* BEGIN Records for this task *
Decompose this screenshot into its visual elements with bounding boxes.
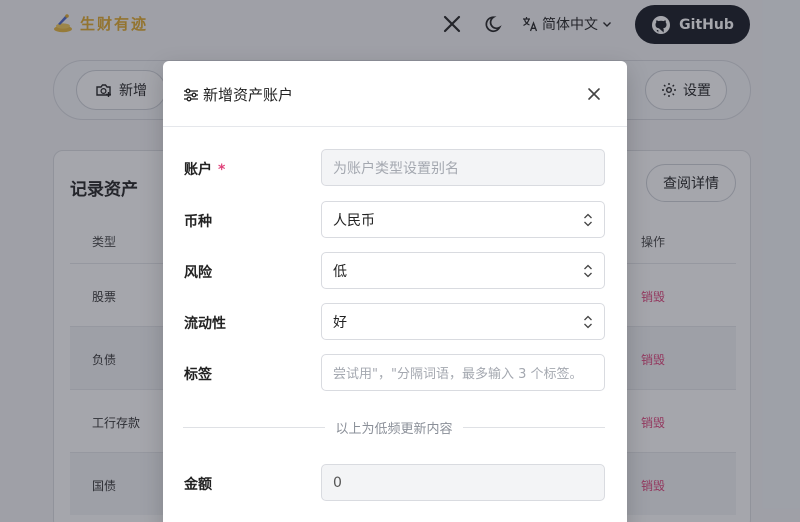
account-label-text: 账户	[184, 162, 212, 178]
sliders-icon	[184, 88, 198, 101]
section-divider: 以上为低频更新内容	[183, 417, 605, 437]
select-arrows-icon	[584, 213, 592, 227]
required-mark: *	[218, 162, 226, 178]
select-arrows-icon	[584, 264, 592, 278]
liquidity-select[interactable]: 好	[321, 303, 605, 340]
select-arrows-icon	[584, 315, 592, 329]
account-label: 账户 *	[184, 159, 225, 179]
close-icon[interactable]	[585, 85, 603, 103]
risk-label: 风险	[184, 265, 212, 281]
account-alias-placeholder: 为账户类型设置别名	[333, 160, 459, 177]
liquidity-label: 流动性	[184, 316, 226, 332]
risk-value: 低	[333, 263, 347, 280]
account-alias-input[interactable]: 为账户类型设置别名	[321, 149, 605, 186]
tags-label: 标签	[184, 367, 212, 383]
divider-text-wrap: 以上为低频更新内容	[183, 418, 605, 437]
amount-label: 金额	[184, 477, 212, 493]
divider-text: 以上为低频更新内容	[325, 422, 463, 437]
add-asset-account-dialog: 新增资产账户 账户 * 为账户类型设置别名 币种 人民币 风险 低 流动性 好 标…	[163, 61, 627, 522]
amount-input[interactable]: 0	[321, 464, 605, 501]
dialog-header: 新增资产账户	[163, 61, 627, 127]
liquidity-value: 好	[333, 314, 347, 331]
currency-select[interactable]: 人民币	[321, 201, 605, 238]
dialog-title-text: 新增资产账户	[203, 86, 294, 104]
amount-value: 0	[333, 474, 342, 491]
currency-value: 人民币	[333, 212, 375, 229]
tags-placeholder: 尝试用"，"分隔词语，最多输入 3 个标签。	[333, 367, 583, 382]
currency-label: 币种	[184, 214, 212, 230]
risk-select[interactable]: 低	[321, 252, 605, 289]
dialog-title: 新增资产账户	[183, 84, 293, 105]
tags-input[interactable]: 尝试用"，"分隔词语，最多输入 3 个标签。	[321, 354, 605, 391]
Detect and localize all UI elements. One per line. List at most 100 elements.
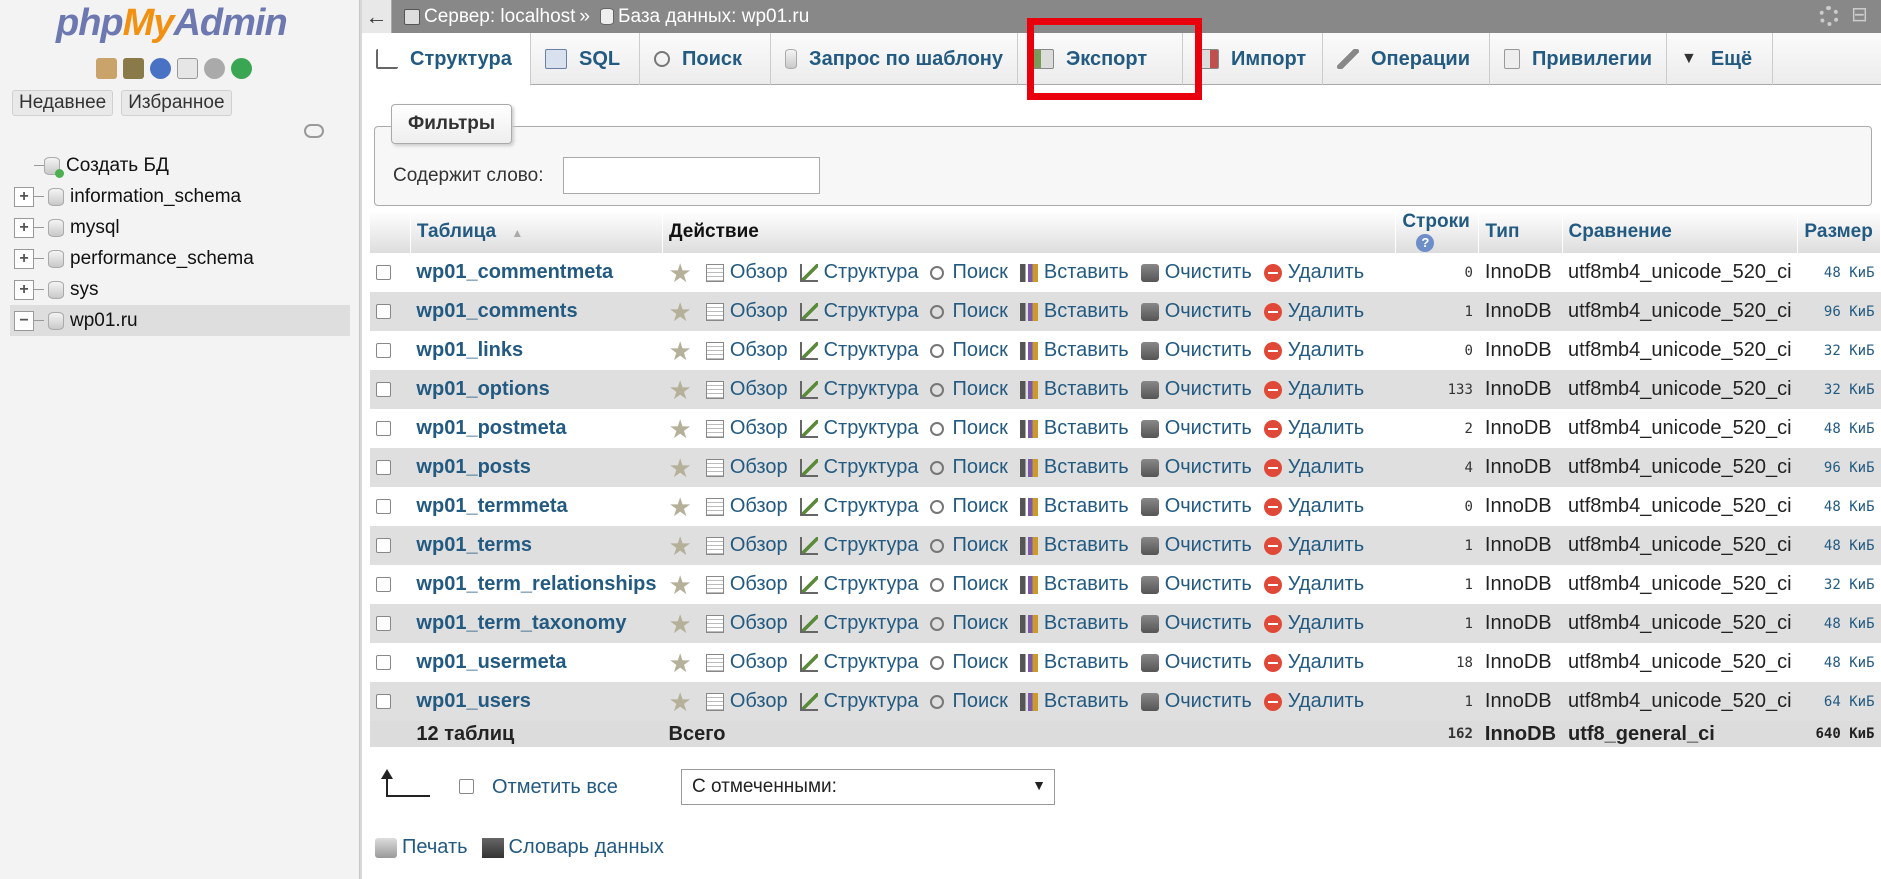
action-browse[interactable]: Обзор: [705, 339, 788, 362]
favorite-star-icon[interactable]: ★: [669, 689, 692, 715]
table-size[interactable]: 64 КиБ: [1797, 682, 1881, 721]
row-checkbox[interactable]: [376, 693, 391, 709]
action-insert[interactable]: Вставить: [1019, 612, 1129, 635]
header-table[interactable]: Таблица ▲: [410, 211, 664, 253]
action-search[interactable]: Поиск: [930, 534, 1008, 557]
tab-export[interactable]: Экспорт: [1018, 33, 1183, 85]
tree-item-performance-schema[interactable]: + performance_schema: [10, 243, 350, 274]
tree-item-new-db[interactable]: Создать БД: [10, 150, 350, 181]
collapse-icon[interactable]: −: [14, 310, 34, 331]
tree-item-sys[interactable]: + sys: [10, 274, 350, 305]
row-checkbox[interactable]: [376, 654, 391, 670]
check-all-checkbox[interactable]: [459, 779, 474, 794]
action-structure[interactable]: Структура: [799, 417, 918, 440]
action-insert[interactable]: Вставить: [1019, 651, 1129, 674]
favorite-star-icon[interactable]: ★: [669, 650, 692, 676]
* END Records for this task *
■ Prompt ■
Copy the rows from the start through the line containing "Detect and localize", swapping "screenshot" for "image" and changing nothing else. Leave the pictures out of your answer.

■ Result for this exercise ■
Decompose this image into its visual elements with bounding boxes.
account-label-text: 账户	[184, 162, 212, 178]
sliders-icon	[184, 88, 198, 101]
section-divider: 以上为低频更新内容	[183, 417, 605, 437]
select-arrows-icon	[584, 213, 592, 227]
required-mark: *	[218, 162, 226, 178]
select-arrows-icon	[584, 264, 592, 278]
liquidity-select[interactable]: 好	[321, 303, 605, 340]
select-arrows-icon	[584, 315, 592, 329]
account-label: 账户 *	[184, 159, 225, 179]
close-icon[interactable]	[585, 85, 603, 103]
risk-label: 风险	[184, 265, 212, 281]
account-alias-placeholder: 为账户类型设置别名	[333, 160, 459, 177]
liquidity-label: 流动性	[184, 316, 226, 332]
risk-value: 低	[333, 263, 347, 280]
account-alias-input[interactable]: 为账户类型设置别名	[321, 149, 605, 186]
tags-label: 标签	[184, 367, 212, 383]
divider-text-wrap: 以上为低频更新内容	[183, 418, 605, 437]
amount-label: 金额	[184, 477, 212, 493]
divider-text: 以上为低频更新内容	[325, 422, 463, 437]
add-asset-account-dialog: 新增资产账户 账户 * 为账户类型设置别名 币种 人民币 风险 低 流动性 好 标…	[163, 61, 627, 522]
amount-input[interactable]: 0	[321, 464, 605, 501]
dialog-header: 新增资产账户	[163, 61, 627, 127]
liquidity-value: 好	[333, 314, 347, 331]
currency-select[interactable]: 人民币	[321, 201, 605, 238]
dialog-title-text: 新增资产账户	[203, 86, 294, 104]
amount-value: 0	[333, 474, 342, 491]
currency-value: 人民币	[333, 212, 375, 229]
tags-placeholder: 尝试用"，"分隔词语，最多输入 3 个标签。	[333, 367, 583, 382]
currency-label: 币种	[184, 214, 212, 230]
risk-select[interactable]: 低	[321, 252, 605, 289]
dialog-title: 新增资产账户	[183, 84, 293, 105]
tags-input[interactable]: 尝试用"，"分隔词语，最多输入 3 个标签。	[321, 354, 605, 391]
Detect and localize all UI elements. One per line. List at most 100 elements.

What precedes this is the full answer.